* [What you are asked to do]: Each line containing the word "Infants" must be collected.

* [Dataset items]:
>>>>>

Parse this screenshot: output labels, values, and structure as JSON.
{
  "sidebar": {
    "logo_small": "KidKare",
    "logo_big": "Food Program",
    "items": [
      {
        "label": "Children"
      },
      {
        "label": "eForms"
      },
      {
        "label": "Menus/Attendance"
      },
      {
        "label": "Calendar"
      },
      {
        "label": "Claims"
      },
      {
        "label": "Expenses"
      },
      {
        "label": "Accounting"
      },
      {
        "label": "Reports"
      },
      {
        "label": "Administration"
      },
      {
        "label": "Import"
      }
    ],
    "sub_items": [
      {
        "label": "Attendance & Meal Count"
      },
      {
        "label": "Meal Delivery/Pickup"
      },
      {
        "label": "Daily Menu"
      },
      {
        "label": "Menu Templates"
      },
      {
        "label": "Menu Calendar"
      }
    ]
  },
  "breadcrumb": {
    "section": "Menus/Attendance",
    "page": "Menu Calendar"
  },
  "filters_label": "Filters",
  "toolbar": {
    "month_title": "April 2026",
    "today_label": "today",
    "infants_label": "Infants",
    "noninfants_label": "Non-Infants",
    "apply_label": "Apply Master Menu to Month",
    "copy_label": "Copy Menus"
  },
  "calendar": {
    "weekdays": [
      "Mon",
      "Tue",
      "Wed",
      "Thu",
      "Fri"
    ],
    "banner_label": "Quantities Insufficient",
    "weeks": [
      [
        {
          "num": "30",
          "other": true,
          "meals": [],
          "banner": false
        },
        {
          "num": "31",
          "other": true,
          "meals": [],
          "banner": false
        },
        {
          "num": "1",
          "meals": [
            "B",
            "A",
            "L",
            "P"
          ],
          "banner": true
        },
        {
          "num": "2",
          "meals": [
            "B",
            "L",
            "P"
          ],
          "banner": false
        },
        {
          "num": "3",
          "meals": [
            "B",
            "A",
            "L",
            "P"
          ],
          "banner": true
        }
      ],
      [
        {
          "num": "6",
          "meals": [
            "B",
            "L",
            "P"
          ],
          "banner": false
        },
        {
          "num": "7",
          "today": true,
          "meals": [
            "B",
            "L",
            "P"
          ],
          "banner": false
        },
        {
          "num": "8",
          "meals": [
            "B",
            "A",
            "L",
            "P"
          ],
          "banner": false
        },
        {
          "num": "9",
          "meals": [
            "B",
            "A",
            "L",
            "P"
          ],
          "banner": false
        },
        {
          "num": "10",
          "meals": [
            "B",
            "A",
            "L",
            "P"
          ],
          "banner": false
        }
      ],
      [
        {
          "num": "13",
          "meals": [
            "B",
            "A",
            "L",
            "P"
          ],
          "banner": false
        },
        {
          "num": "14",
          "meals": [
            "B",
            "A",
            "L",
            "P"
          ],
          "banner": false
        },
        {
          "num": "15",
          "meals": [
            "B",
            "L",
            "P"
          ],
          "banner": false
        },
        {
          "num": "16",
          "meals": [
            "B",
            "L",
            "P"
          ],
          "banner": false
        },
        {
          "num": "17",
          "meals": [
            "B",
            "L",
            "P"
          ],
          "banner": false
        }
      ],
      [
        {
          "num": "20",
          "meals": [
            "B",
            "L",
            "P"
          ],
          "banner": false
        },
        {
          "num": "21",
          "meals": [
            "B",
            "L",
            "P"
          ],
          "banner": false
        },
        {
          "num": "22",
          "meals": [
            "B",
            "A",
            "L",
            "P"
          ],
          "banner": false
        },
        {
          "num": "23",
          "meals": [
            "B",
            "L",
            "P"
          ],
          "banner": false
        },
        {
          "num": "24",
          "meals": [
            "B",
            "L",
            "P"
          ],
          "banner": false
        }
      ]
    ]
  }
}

<<<<<

* [Exercise output]:
    "infants_label": "Infants",
    "noninfants_label": "Non-Infants",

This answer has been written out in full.